Stored data entries
----------

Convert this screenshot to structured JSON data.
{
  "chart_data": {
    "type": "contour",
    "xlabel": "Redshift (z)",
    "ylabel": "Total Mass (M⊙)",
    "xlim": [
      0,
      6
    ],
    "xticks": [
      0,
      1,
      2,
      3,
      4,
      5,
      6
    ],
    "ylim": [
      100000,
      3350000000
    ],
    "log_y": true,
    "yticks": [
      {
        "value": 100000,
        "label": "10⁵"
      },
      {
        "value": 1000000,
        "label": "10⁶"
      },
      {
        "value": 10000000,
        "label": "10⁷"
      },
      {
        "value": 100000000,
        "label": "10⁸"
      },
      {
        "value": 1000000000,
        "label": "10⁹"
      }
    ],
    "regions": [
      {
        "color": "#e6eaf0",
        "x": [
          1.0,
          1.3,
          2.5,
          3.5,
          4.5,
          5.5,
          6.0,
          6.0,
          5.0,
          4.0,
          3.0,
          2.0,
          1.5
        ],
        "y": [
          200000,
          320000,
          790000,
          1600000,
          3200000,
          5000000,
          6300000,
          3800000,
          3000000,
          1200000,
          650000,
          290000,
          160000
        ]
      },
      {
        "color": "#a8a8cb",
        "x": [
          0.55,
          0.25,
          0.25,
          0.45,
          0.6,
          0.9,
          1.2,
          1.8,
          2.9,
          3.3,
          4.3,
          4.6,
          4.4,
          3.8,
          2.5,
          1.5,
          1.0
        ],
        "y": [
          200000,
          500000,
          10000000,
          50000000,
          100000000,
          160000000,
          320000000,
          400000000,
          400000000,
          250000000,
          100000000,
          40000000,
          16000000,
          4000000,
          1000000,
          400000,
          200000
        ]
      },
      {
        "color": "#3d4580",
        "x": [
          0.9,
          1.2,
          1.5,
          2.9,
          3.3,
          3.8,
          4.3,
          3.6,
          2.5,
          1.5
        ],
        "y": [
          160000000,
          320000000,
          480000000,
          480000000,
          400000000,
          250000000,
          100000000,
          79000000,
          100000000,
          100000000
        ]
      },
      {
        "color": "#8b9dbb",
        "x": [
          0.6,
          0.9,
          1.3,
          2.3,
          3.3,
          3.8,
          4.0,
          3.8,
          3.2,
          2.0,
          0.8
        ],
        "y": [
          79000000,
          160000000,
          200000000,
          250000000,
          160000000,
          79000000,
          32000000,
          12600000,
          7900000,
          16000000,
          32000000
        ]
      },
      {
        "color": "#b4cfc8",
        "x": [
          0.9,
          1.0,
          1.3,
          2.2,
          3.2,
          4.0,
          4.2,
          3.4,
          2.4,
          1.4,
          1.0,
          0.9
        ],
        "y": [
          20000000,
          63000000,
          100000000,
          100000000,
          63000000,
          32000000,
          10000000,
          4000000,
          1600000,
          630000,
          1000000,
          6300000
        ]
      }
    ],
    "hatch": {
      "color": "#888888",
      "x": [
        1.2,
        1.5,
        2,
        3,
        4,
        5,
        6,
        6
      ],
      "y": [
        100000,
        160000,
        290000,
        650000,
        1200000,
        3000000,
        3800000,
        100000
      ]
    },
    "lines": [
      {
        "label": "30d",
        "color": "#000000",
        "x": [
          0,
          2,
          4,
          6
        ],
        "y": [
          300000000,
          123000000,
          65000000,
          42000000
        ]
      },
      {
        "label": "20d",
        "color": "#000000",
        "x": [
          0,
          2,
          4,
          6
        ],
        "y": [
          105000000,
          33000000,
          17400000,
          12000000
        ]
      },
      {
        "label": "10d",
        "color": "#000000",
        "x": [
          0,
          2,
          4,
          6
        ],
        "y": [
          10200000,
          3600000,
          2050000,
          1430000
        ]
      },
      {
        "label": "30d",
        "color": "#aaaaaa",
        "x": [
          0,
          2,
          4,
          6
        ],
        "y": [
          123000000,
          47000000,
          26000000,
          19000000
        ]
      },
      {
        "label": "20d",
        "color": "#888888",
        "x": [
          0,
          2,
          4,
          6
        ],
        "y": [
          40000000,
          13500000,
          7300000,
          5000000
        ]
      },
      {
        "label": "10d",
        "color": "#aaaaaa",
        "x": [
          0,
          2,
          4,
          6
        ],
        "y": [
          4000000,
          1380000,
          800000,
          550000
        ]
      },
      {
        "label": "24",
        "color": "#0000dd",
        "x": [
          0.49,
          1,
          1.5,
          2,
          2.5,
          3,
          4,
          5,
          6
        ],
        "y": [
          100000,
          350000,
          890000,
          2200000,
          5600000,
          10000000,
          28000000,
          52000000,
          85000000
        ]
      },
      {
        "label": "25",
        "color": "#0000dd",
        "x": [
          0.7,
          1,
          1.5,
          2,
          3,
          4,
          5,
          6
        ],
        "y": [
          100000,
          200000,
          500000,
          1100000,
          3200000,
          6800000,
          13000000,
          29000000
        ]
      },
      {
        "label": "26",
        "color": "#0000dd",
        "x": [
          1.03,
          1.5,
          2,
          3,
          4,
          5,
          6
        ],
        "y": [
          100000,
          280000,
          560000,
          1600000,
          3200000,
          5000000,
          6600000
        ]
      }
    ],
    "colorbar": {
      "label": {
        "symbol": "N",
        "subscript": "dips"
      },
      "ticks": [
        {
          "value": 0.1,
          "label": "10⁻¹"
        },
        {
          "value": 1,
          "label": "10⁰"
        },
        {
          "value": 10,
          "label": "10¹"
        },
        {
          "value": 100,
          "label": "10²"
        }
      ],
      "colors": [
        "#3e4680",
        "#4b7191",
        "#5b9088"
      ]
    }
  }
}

----------

▶ [SHORT TASK] Repeat the material above in full, keeping every word.

▶ [THE RESPONSE]
Convert this screenshot to structured JSON data.
{
  "chart_data": {
    "type": "contour",
    "xlabel": "Redshift (z)",
    "ylabel": "Total Mass (M⊙)",
    "xlim": [
      0,
      6
    ],
    "xticks": [
      0,
      1,
      2,
      3,
      4,
      5,
      6
    ],
    "ylim": [
      100000,
      3350000000
    ],
    "log_y": true,
    "yticks": [
      {
        "value": 100000,
        "label": "10⁵"
      },
      {
        "value": 1000000,
        "label": "10⁶"
      },
      {
        "value": 10000000,
        "label": "10⁷"
      },
      {
        "value": 100000000,
        "label": "10⁸"
      },
      {
        "value": 1000000000,
        "label": "10⁹"
      }
    ],
    "regions": [
      {
        "color": "#e6eaf0",
        "x": [
          1.0,
          1.3,
          2.5,
          3.5,
          4.5,
          5.5,
          6.0,
          6.0,
          5.0,
          4.0,
          3.0,
          2.0,
          1.5
        ],
        "y": [
          200000,
          320000,
          790000,
          1600000,
          3200000,
          5000000,
          6300000,
          3800000,
          3000000,
          1200000,
          650000,
          290000,
          160000
        ]
      },
      {
        "color": "#a8a8cb",
        "x": [
          0.55,
          0.25,
          0.25,
          0.45,
          0.6,
          0.9,
          1.2,
          1.8,
          2.9,
          3.3,
          4.3,
          4.6,
          4.4,
          3.8,
          2.5,
          1.5,
          1.0
        ],
        "y": [
          200000,
          500000,
          10000000,
          50000000,
          100000000,
          160000000,
          320000000,
          400000000,
          400000000,
          250000000,
          100000000,
          40000000,
          16000000,
          4000000,
          1000000,
          400000,
          200000
        ]
      },
      {
        "color": "#3d4580",
        "x": [
          0.9,
          1.2,
          1.5,
          2.9,
          3.3,
          3.8,
          4.3,
          3.6,
          2.5,
          1.5
        ],
        "y": [
          160000000,
          320000000,
          480000000,
          480000000,
          400000000,
          250000000,
          100000000,
          79000000,
          100000000,
          100000000
        ]
      },
      {
        "color": "#8b9dbb",
        "x": [
          0.6,
          0.9,
          1.3,
          2.3,
          3.3,
          3.8,
          4.0,
          3.8,
          3.2,
          2.0,
          0.8
        ],
        "y": [
          79000000,
          160000000,
          200000000,
          250000000,
          160000000,
          79000000,
          32000000,
          12600000,
          7900000,
          16000000,
          32000000
        ]
      },
      {
        "color": "#b4cfc8",
        "x": [
          0.9,
          1.0,
          1.3,
          2.2,
          3.2,
          4.0,
          4.2,
          3.4,
          2.4,
          1.4,
          1.0,
          0.9
        ],
        "y": [
          20000000,
          63000000,
          100000000,
          100000000,
          63000000,
          32000000,
          10000000,
          4000000,
          1600000,
          630000,
          1000000,
          6300000
        ]
      }
    ],
    "hatch": {
      "color": "#888888",
      "x": [
        1.2,
        1.5,
        2,
        3,
        4,
        5,
        6,
        6
      ],
      "y": [
        100000,
        160000,
        290000,
        650000,
        1200000,
        3000000,
        3800000,
        100000
      ]
    },
    "lines": [
      {
        "label": "30d",
        "color": "#000000",
        "x": [
          0,
          2,
          4,
          6
        ],
        "y": [
          300000000,
          123000000,
          65000000,
          42000000
        ]
      },
      {
        "label": "20d",
        "color": "#000000",
        "x": [
          0,
          2,
          4,
          6
        ],
        "y": [
          105000000,
          33000000,
          17400000,
          12000000
        ]
      },
      {
        "label": "10d",
        "color": "#000000",
        "x": [
          0,
          2,
          4,
          6
        ],
        "y": [
          10200000,
          3600000,
          2050000,
          1430000
        ]
      },
      {
        "label": "30d",
        "color": "#aaaaaa",
        "x": [
          0,
          2,
          4,
          6
        ],
        "y": [
          123000000,
          47000000,
          26000000,
          19000000
        ]
      },
      {
        "label": "20d",
        "color": "#888888",
        "x": [
          0,
          2,
          4,
          6
        ],
        "y": [
          40000000,
          13500000,
          7300000,
          5000000
        ]
      },
      {
        "label": "10d",
        "color": "#aaaaaa",
        "x": [
          0,
          2,
          4,
          6
        ],
        "y": [
          4000000,
          1380000,
          800000,
          550000
        ]
      },
      {
        "label": "24",
        "color": "#0000dd",
        "x": [
          0.49,
          1,
          1.5,
          2,
          2.5,
          3,
          4,
          5,
          6
        ],
        "y": [
          100000,
          350000,
          890000,
          2200000,
          5600000,
          10000000,
          28000000,
          52000000,
          85000000
        ]
      },
      {
        "label": "25",
        "color": "#0000dd",
        "x": [
          0.7,
          1,
          1.5,
          2,
          3,
          4,
          5,
          6
        ],
        "y": [
          100000,
          200000,
          500000,
          1100000,
          3200000,
          6800000,
          13000000,
          29000000
        ]
      },
      {
        "label": "26",
        "color": "#0000dd",
        "x": [
          1.03,
          1.5,
          2,
          3,
          4,
          5,
          6
        ],
        "y": [
          100000,
          280000,
          560000,
          1600000,
          3200000,
          5000000,
          6600000
        ]
      }
    ],
    "colorbar": {
      "label": {
        "symbol": "N",
        "subscript": "dips"
      },
      "ticks": [
        {
          "value": 0.1,
          "label": "10⁻¹"
        },
        {
          "value": 1,
          "label": "10⁰"
        },
        {
          "value": 10,
          "label": "10¹"
        },
        {
          "value": 100,
          "label": "10²"
        }
      ],
      "colors": [
        "#3e4680",
        "#4b7191",
        "#5b9088"
      ]
    }
  }
}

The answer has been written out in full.